PROBLEM DESCRIPTION —
Reproduce each of the following records word for word, keeping every line in its original order.

---+---

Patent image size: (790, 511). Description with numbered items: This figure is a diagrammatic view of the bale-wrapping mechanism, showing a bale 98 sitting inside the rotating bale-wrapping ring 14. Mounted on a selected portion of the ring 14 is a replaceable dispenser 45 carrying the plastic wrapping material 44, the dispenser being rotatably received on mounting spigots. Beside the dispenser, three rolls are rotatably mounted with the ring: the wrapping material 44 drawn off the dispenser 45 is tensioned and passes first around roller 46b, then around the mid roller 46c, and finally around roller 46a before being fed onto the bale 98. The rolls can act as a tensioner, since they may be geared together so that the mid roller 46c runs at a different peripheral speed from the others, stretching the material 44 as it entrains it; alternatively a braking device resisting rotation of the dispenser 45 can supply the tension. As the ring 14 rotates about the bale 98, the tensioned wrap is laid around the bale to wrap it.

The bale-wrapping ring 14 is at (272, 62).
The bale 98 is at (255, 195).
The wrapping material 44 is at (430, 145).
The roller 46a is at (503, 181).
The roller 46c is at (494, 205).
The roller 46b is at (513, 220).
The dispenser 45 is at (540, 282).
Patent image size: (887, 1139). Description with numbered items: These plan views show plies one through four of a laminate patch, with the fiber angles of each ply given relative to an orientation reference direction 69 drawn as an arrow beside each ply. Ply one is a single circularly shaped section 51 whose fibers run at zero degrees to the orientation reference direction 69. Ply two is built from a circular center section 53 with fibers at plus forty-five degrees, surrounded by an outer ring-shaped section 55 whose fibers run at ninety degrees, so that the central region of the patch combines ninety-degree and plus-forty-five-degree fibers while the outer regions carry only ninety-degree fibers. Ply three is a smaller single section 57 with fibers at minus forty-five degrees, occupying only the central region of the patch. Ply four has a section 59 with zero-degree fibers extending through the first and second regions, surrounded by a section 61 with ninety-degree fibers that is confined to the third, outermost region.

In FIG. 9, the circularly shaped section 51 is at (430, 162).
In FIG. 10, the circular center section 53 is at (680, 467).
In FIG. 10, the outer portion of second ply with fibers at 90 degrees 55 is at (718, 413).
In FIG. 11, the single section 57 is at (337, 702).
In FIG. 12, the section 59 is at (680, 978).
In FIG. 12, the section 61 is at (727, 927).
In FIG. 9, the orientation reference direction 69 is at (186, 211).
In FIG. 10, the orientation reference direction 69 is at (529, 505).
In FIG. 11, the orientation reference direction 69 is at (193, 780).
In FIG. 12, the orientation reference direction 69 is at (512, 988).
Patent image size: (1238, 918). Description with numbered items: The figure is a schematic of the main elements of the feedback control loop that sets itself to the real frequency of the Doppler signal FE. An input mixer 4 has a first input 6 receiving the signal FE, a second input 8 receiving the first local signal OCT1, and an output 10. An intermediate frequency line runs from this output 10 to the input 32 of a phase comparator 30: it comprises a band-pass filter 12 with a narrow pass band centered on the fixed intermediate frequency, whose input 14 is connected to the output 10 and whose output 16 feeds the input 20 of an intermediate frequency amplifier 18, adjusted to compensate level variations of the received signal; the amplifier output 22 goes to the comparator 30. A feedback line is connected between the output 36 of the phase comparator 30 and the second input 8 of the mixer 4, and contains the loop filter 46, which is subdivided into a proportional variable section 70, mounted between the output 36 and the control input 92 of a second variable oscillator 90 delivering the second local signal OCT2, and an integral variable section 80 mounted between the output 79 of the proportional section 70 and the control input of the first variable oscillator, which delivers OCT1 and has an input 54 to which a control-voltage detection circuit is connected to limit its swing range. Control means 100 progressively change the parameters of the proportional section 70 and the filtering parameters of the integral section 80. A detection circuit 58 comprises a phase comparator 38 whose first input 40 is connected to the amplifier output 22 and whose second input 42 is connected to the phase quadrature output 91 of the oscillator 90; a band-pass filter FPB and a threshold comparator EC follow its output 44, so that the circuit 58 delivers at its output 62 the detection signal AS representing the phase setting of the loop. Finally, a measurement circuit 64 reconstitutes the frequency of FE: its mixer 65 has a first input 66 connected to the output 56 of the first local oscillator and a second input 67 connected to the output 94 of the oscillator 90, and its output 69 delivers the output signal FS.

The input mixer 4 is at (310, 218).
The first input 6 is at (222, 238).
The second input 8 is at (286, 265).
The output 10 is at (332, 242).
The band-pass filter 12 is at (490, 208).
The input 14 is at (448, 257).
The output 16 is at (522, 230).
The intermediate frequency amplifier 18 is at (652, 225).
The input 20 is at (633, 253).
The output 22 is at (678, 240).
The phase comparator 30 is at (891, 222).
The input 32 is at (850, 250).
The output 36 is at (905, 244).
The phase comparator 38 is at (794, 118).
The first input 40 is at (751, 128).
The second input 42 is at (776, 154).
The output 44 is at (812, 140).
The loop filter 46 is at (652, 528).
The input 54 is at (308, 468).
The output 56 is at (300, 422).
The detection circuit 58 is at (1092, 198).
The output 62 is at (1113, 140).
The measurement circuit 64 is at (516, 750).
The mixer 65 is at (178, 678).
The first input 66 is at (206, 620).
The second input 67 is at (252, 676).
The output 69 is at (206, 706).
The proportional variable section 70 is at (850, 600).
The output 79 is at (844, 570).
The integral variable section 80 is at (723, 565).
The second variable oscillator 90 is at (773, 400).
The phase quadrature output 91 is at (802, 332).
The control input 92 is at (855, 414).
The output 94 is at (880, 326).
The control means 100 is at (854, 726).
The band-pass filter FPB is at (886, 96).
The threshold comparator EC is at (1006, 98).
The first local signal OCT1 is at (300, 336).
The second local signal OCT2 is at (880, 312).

---+---

ANSWER IN FULL —
Patent image size: (790, 511). Description with numbered items: This figure is a diagrammatic view of the bale-wrapping mechanism, showing a bale 98 sitting inside the rotating bale-wrapping ring 14. Mounted on a selected portion of the ring 14 is a replaceable dispenser 45 carrying the plastic wrapping material 44, the dispenser being rotatably received on mounting spigots. Beside the dispenser, three rolls are rotatably mounted with the ring: the wrapping material 44 drawn off the dispenser 45 is tensioned and passes first around roller 46b, then around the mid roller 46c, and finally around roller 46a before being fed onto the bale 98. The rolls can act as a tensioner, since they may be geared together so that the mid roller 46c runs at a different peripheral speed from the others, stretching the material 44 as it entrains it; alternatively a braking device resisting rotation of the dispenser 45 can supply the tension. As the ring 14 rotates about the bale 98, the tensioned wrap is laid around the bale to wrap it.

The bale-wrapping ring 14 is at (272, 62).
The bale 98 is at (255, 195).
The wrapping material 44 is at (430, 145).
The roller 46a is at (503, 181).
The roller 46c is at (494, 205).
The roller 46b is at (513, 220).
The dispenser 45 is at (540, 282).
Patent image size: (887, 1139). Description with numbered items: These plan views show plies one through four of a laminate patch, with the fiber angles of each ply given relative to an orientation reference direction 69 drawn as an arrow beside each ply. Ply one is a single circularly shaped section 51 whose fibers run at zero degrees to the orientation reference direction 69. Ply two is built from a circular center section 53 with fibers at plus forty-five degrees, surrounded by an outer ring-shaped section 55 whose fibers run at ninety degrees, so that the central region of the patch combines ninety-degree and plus-forty-five-degree fibers while the outer regions carry only ninety-degree fibers. Ply three is a smaller single section 57 with fibers at minus forty-five degrees, occupying only the central region of the patch. Ply four has a section 59 with zero-degree fibers extending through the first and second regions, surrounded by a section 61 with ninety-degree fibers that is confined to the third, outermost region.

In FIG. 9, the circularly shaped section 51 is at (430, 162).
In FIG. 10, the circular center section 53 is at (680, 467).
In FIG. 10, the outer portion of second ply with fibers at 90 degrees 55 is at (718, 413).
In FIG. 11, the single section 57 is at (337, 702).
In FIG. 12, the section 59 is at (680, 978).
In FIG. 12, the section 61 is at (727, 927).
In FIG. 9, the orientation reference direction 69 is at (186, 211).
In FIG. 10, the orientation reference direction 69 is at (529, 505).
In FIG. 11, the orientation reference direction 69 is at (193, 780).
In FIG. 12, the orientation reference direction 69 is at (512, 988).
Patent image size: (1238, 918). Description with numbered items: The figure is a schematic of the main elements of the feedback control loop that sets itself to the real frequency of the Doppler signal FE. An input mixer 4 has a first input 6 receiving the signal FE, a second input 8 receiving the first local signal OCT1, and an output 10. An intermediate frequency line runs from this output 10 to the input 32 of a phase comparator 30: it comprises a band-pass filter 12 with a narrow pass band centered on the fixed intermediate frequency, whose input 14 is connected to the output 10 and whose output 16 feeds the input 20 of an intermediate frequency amplifier 18, adjusted to compensate level variations of the received signal; the amplifier output 22 goes to the comparator 30. A feedback line is connected between the output 36 of the phase comparator 30 and the second input 8 of the mixer 4, and contains the loop filter 46, which is subdivided into a proportional variable section 70, mounted between the output 36 and the control input 92 of a second variable oscillator 90 delivering the second local signal OCT2, and an integral variable section 80 mounted between the output 79 of the proportional section 70 and the control input of the first variable oscillator, which delivers OCT1 and has an input 54 to which a control-voltage detection circuit is connected to limit its swing range. Control means 100 progressively change the parameters of the proportional section 70 and the filtering parameters of the integral section 80. A detection circuit 58 comprises a phase comparator 38 whose first input 40 is connected to the amplifier output 22 and whose second input 42 is connected to the phase quadrature output 91 of the oscillator 90; a band-pass filter FPB and a threshold comparator EC follow its output 44, so that the circuit 58 delivers at its output 62 the detection signal AS representing the phase setting of the loop. Finally, a measurement circuit 64 reconstitutes the frequency of FE: its mixer 65 has a first input 66 connected to the output 56 of the first local oscillator and a second input 67 connected to the output 94 of the oscillator 90, and its output 69 delivers the output signal FS.

The input mixer 4 is at (310, 218).
The first input 6 is at (222, 238).
The second input 8 is at (286, 265).
The output 10 is at (332, 242).
The band-pass filter 12 is at (490, 208).
The input 14 is at (448, 257).
The output 16 is at (522, 230).
The intermediate frequency amplifier 18 is at (652, 225).
The input 20 is at (633, 253).
The output 22 is at (678, 240).
The phase comparator 30 is at (891, 222).
The input 32 is at (850, 250).
The output 36 is at (905, 244).
The phase comparator 38 is at (794, 118).
The first input 40 is at (751, 128).
The second input 42 is at (776, 154).
The output 44 is at (812, 140).
The loop filter 46 is at (652, 528).
The input 54 is at (308, 468).
The output 56 is at (300, 422).
The detection circuit 58 is at (1092, 198).
The output 62 is at (1113, 140).
The measurement circuit 64 is at (516, 750).
The mixer 65 is at (178, 678).
The first input 66 is at (206, 620).
The second input 67 is at (252, 676).
The output 69 is at (206, 706).
The proportional variable section 70 is at (850, 600).
The output 79 is at (844, 570).
The integral variable section 80 is at (723, 565).
The second variable oscillator 90 is at (773, 400).
The phase quadrature output 91 is at (802, 332).
The control input 92 is at (855, 414).
The output 94 is at (880, 326).
The control means 100 is at (854, 726).
The band-pass filter FPB is at (886, 96).
The threshold comparator EC is at (1006, 98).
The first local signal OCT1 is at (300, 336).
The second local signal OCT2 is at (880, 312).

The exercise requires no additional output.